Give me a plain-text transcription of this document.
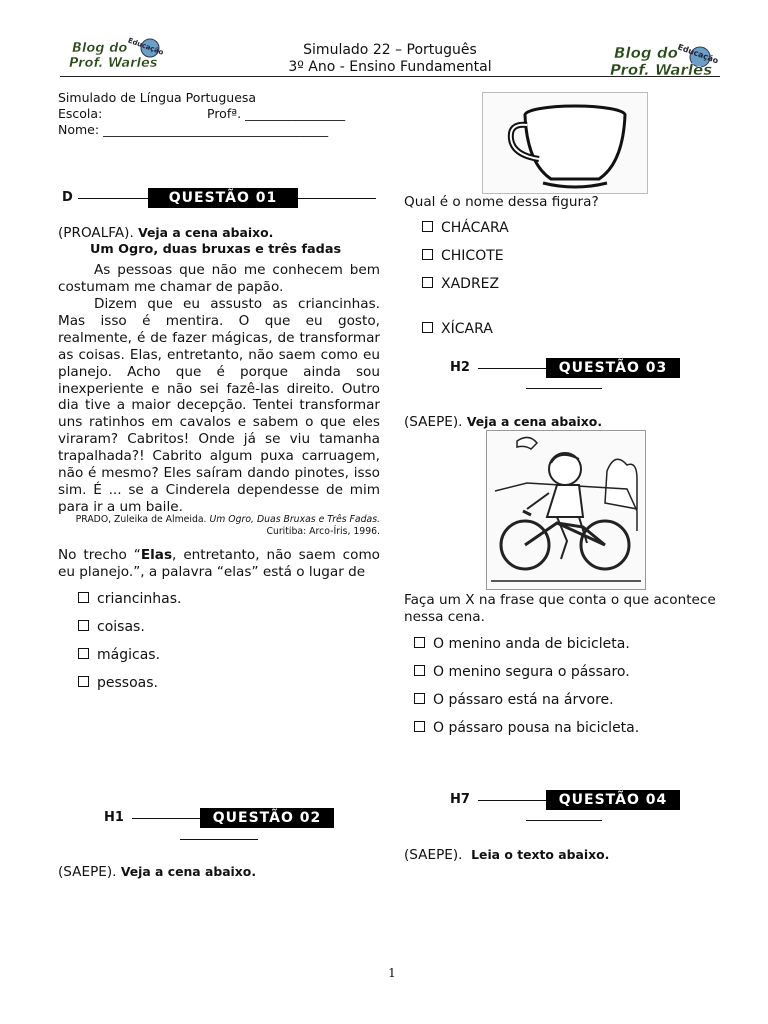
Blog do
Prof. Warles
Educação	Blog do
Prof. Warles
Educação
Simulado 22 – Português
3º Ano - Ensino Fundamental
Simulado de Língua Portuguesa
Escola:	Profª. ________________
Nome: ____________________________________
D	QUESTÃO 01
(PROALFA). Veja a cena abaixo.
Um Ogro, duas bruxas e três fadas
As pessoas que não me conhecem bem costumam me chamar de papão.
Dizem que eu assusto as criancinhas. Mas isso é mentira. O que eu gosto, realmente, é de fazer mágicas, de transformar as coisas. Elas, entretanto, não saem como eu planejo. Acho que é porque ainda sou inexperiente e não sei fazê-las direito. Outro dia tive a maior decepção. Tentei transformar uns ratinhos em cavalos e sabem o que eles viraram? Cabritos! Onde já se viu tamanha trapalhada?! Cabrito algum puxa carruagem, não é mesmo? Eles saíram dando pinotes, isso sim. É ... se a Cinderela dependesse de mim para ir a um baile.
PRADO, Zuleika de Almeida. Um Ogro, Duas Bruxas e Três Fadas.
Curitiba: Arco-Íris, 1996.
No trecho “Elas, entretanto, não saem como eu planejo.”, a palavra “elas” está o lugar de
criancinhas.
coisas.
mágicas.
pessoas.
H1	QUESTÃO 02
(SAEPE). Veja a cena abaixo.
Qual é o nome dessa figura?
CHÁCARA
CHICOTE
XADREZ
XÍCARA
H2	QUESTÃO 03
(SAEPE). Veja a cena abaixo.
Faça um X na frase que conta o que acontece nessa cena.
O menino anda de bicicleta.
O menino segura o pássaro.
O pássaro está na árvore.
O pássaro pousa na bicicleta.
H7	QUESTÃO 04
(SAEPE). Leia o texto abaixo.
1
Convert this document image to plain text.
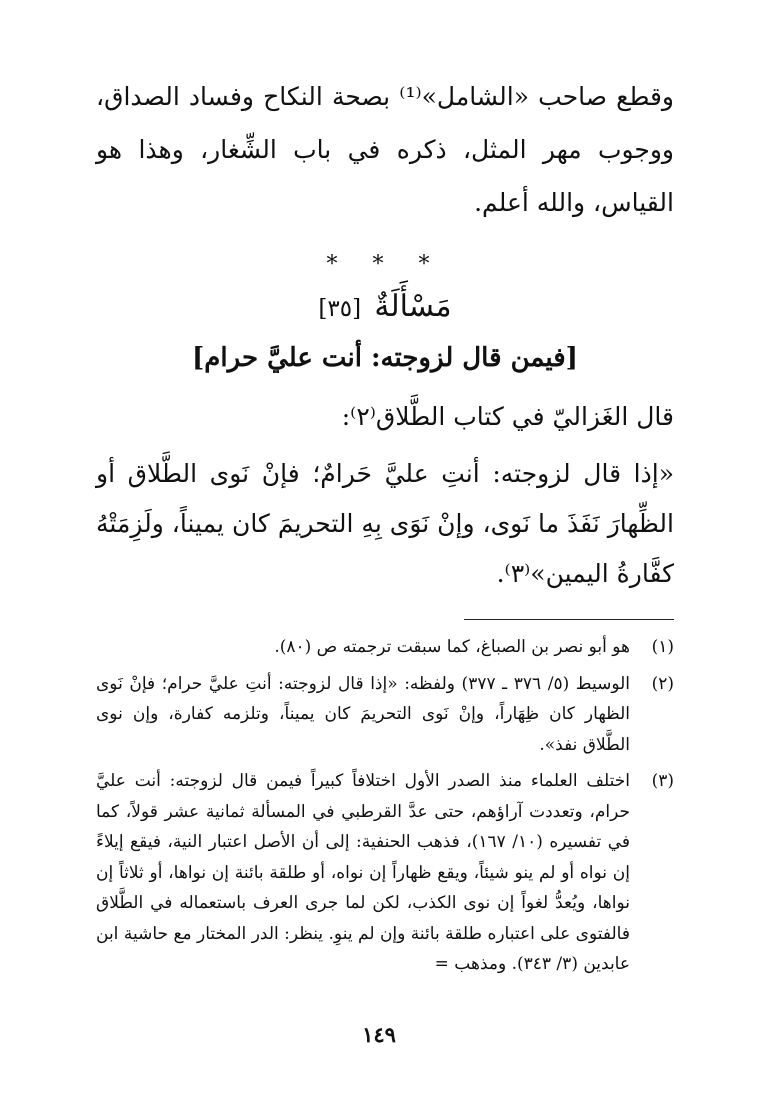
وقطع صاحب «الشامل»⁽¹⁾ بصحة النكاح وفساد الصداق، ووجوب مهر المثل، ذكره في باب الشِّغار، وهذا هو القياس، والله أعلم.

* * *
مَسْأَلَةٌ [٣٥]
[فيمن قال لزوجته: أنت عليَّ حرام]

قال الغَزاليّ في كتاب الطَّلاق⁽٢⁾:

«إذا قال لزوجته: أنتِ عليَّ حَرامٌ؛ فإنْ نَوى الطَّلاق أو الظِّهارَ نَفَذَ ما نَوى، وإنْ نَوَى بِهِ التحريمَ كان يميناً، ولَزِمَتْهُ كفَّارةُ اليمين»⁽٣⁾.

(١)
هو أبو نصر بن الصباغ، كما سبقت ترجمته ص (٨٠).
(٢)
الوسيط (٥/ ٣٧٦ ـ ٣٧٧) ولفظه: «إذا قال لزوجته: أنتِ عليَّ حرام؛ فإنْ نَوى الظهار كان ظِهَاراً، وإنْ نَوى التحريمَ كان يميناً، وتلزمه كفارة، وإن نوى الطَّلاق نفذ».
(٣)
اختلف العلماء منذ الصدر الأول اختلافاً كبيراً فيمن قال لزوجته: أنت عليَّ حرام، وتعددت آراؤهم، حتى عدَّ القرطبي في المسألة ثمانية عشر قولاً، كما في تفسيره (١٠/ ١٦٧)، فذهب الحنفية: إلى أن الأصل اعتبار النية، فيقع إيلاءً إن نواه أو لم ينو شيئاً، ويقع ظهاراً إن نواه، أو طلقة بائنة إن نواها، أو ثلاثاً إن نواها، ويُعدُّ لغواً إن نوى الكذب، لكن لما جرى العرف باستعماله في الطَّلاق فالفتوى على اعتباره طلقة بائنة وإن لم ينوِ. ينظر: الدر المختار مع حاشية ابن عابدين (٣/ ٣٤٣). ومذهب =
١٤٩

_WHAT IS REQUIRED_:
Go through the listing above and list every line that has the word "pássaro".

_ANSWER TO THE EXERCISE_:
O menino segura o pássaro.
O pássaro está na árvore.
O pássaro pousa na bicicleta.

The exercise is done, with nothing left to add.